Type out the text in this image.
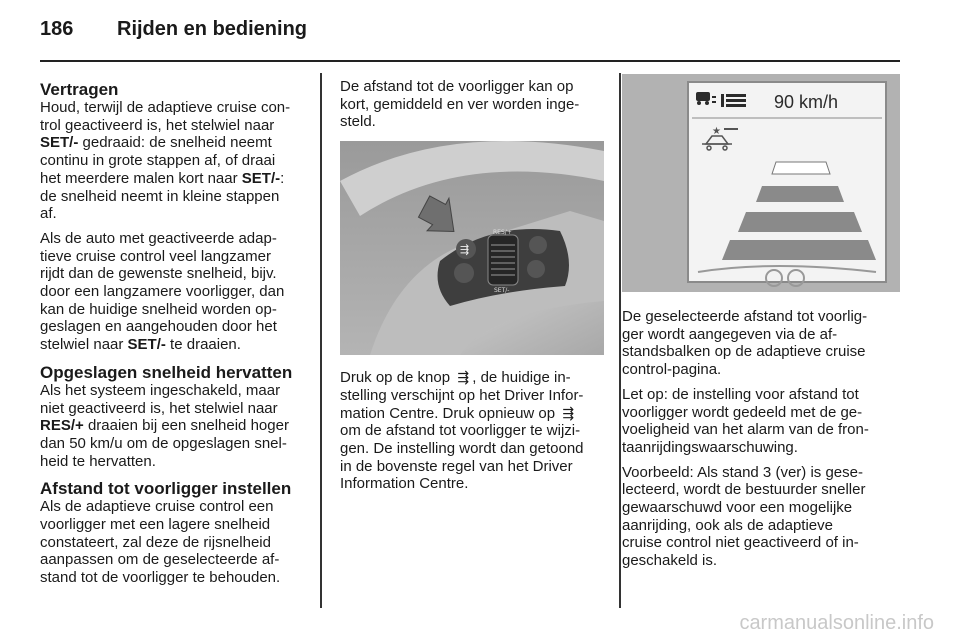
186 Rijden en bediening
Vertragen

Houd, terwijl de adaptieve cruise con‐
trol geactiveerd is, het stelwiel naar
SET/- gedraaid: de snelheid neemt
continu in grote stappen af, of draai
het meerdere malen kort naar SET/-:
de snelheid neemt in kleine stappen
af.

Als de auto met geactiveerde adap‐
tieve cruise control veel langzamer
rijdt dan de gewenste snelheid, bijv.
door een langzamere voorligger, dan
kan de huidige snelheid worden op‐
geslagen en aangehouden door het
stelwiel naar SET/- te draaien.

Opgeslagen snelheid hervatten

Als het systeem ingeschakeld, maar
niet geactiveerd is, het stelwiel naar
RES/+ draaien bij een snelheid hoger
dan 50 km/u om de opgeslagen snel‐
heid te hervatten.

Afstand tot voorligger instellen

Als de adaptieve cruise control een
voorligger met een lagere snelheid
constateert, zal deze de rijsnelheid
aanpassen om de geselecteerde af‐
stand tot de voorligger te behouden.

De afstand tot de voorligger kan op
kort, gemiddeld en ver worden inge‐
steld.

⇶
RES/+
SET/-

Druk op de knop ⇶ , de huidige in‐
stelling verschijnt op het Driver Infor‐
mation Centre. Druk opnieuw op ⇶
om de afstand tot voorligger te wijzi‐
gen. De instelling wordt dan getoond
in de bovenste regel van het Driver
Information Centre.

90 km/h
★

De geselecteerde afstand tot voorlig‐
ger wordt aangegeven via de af‐
standsbalken op de adaptieve cruise
control-pagina.

Let op: de instelling voor afstand tot
voorligger wordt gedeeld met de ge‐
voeligheid van het alarm van de fron‐
taanrijdingswaarschuwing.

Voorbeeld: Als stand 3 (ver) is gese‐
lecteerd, wordt de bestuurder sneller
gewaarschuwd voor een mogelijke
aanrijding, ook als de adaptieve
cruise control niet geactiveerd of in‐
geschakeld is.

carmanualsonline.info
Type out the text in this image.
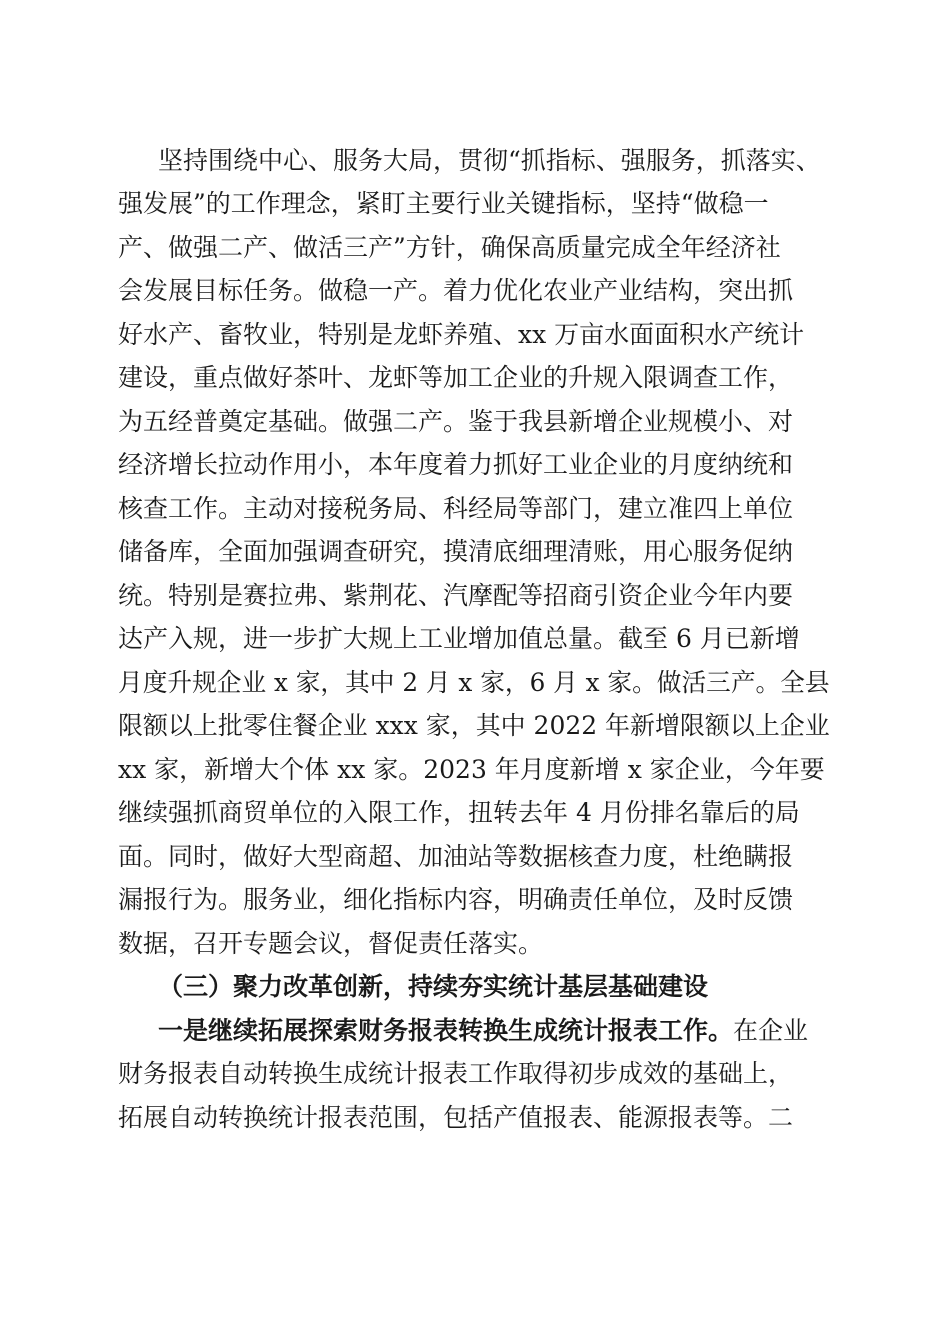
坚持围绕中心、服务大局，贯彻“抓指标、强服务，抓落实、
强发展”的工作理念，紧盯主要行业关键指标，坚持“做稳一
产、做强二产、做活三产”方针，确保高质量完成全年经济社
会发展目标任务。做稳一产。着力优化农业产业结构，突出抓
好水产、畜牧业，特别是龙虾养殖、xx 万亩水面面积水产统计
建设，重点做好茶叶、龙虾等加工企业的升规入限调查工作，
为五经普奠定基础。做强二产。鉴于我县新增企业规模小、对
经济增长拉动作用小，本年度着力抓好工业企业的月度纳统和
核查工作。主动对接税务局、科经局等部门，建立准四上单位
储备库，全面加强调查研究，摸清底细理清账，用心服务促纳
统。特别是赛拉弗、紫荆花、汽摩配等招商引资企业今年内要
达产入规，进一步扩大规上工业增加值总量。截至 6 月已新增
月度升规企业 x 家，其中 2 月 x 家，6 月 x 家。做活三产。全县
限额以上批零住餐企业 xxx 家，其中 2022 年新增限额以上企业
xx 家，新增大个体 xx 家。2023 年月度新增 x 家企业，今年要
继续强抓商贸单位的入限工作，扭转去年 4 月份排名靠后的局
面。同时，做好大型商超、加油站等数据核查力度，杜绝瞒报
漏报行为。服务业，细化指标内容，明确责任单位，及时反馈
数据，召开专题会议，督促责任落实。
（三）聚力改革创新，持续夯实统计基层基础建设
一是继续拓展探索财务报表转换生成统计报表工作。在企业
财务报表自动转换生成统计报表工作取得初步成效的基础上，
拓展自动转换统计报表范围，包括产值报表、能源报表等。二
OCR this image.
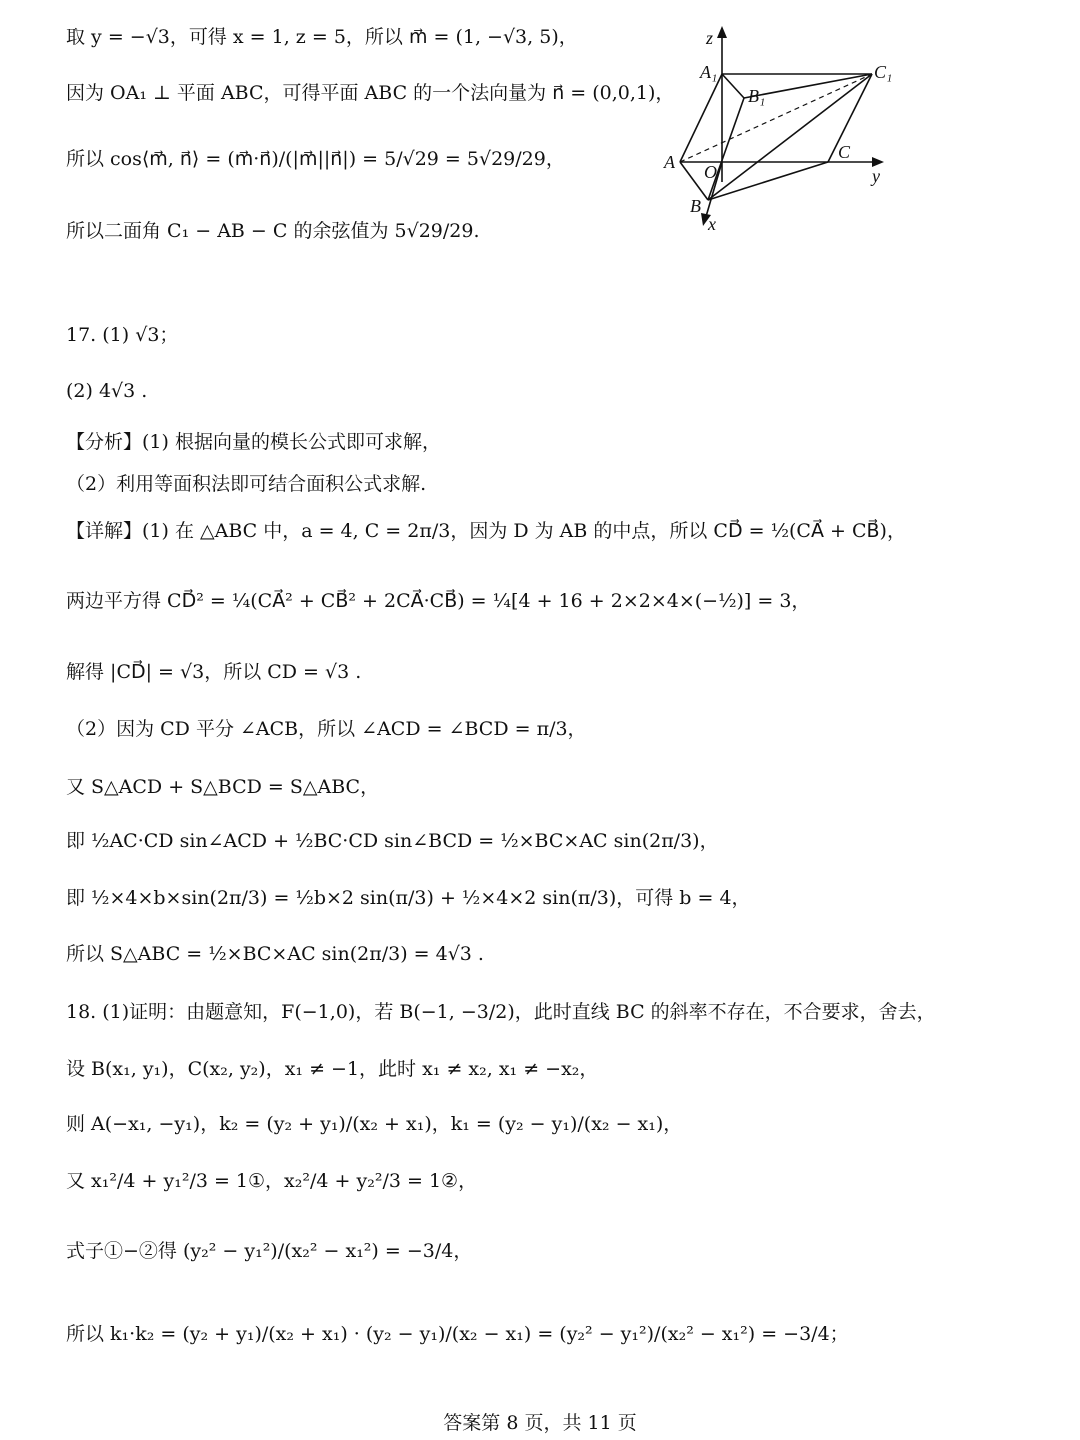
取 y = −√3，可得 x = 1, z = 5，所以 m⃗ = (1, −√3, 5)，
因为 OA₁ ⊥ 平面 ABC，可得平面 ABC 的一个法向量为 n⃗ = (0,0,1)，
所以 cos⟨m⃗, n⃗⟩ = (m⃗·n⃗)/(|m⃗||n⃗|) = 5/√29 = 5√29/29，
所以二面角 C₁ − AB − C 的余弦值为 5√29/29.
17. (1) √3；
(2) 4√3 .
【分析】(1) 根据向量的模长公式即可求解，
（2）利用等面积法即可结合面积公式求解.
【详解】(1) 在 △ABC 中，a = 4, C = 2π/3，因为 D 为 AB 的中点，所以 CD⃗ = ½(CA⃗ + CB⃗)，
两边平方得 CD⃗² = ¼(CA⃗² + CB⃗² + 2CA⃗·CB⃗) = ¼[4 + 16 + 2×2×4×(−½)] = 3，
解得 |CD⃗| = √3，所以 CD = √3 .
（2）因为 CD 平分 ∠ACB，所以 ∠ACD = ∠BCD = π/3，
又 S△ACD + S△BCD = S△ABC，
即 ½AC·CD sin∠ACD + ½BC·CD sin∠BCD = ½×BC×AC sin(2π/3)，
即 ½×4×b×sin(2π/3) = ½b×2 sin(π/3) + ½×4×2 sin(π/3)，可得 b = 4，
所以 S△ABC = ½×BC×AC sin(2π/3) = 4√3 .
18. (1)证明：由题意知，F(−1,0)，若 B(−1, −3/2)，此时直线 BC 的斜率不存在，不合要求，舍去，
设 B(x₁, y₁)，C(x₂, y₂)，x₁ ≠ −1，此时 x₁ ≠ x₂, x₁ ≠ −x₂，
则 A(−x₁, −y₁)，k₂ = (y₂ + y₁)/(x₂ + x₁)，k₁ = (y₂ − y₁)/(x₂ − x₁)，
又 x₁²/4 + y₁²/3 = 1①，x₂²/4 + y₂²/3 = 1②，
式子①−②得 (y₂² − y₁²)/(x₂² − x₁²) = −3/4，
所以 k₁·k₂ = (y₂ + y₁)/(x₂ + x₁) · (y₂ − y₁)/(x₂ − x₁) = (y₂² − y₁²)/(x₂² − x₁²) = −3/4；
z
y
x
A₁
B₁
C₁
A O
B
C
答案第 8 页，共 11 页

##############################

_Goal_
List every line above that contains the word "voorligger".

_Output for this exercise_
door een langzamere voorligger, dan
Afstand tot voorligger instellen
voorligger met een lagere snelheid
stand tot de voorligger te behouden.
De afstand tot de voorligger kan op
om de afstand tot voorligger te wijzi‐
voorligger wordt gedeeld met de ge‐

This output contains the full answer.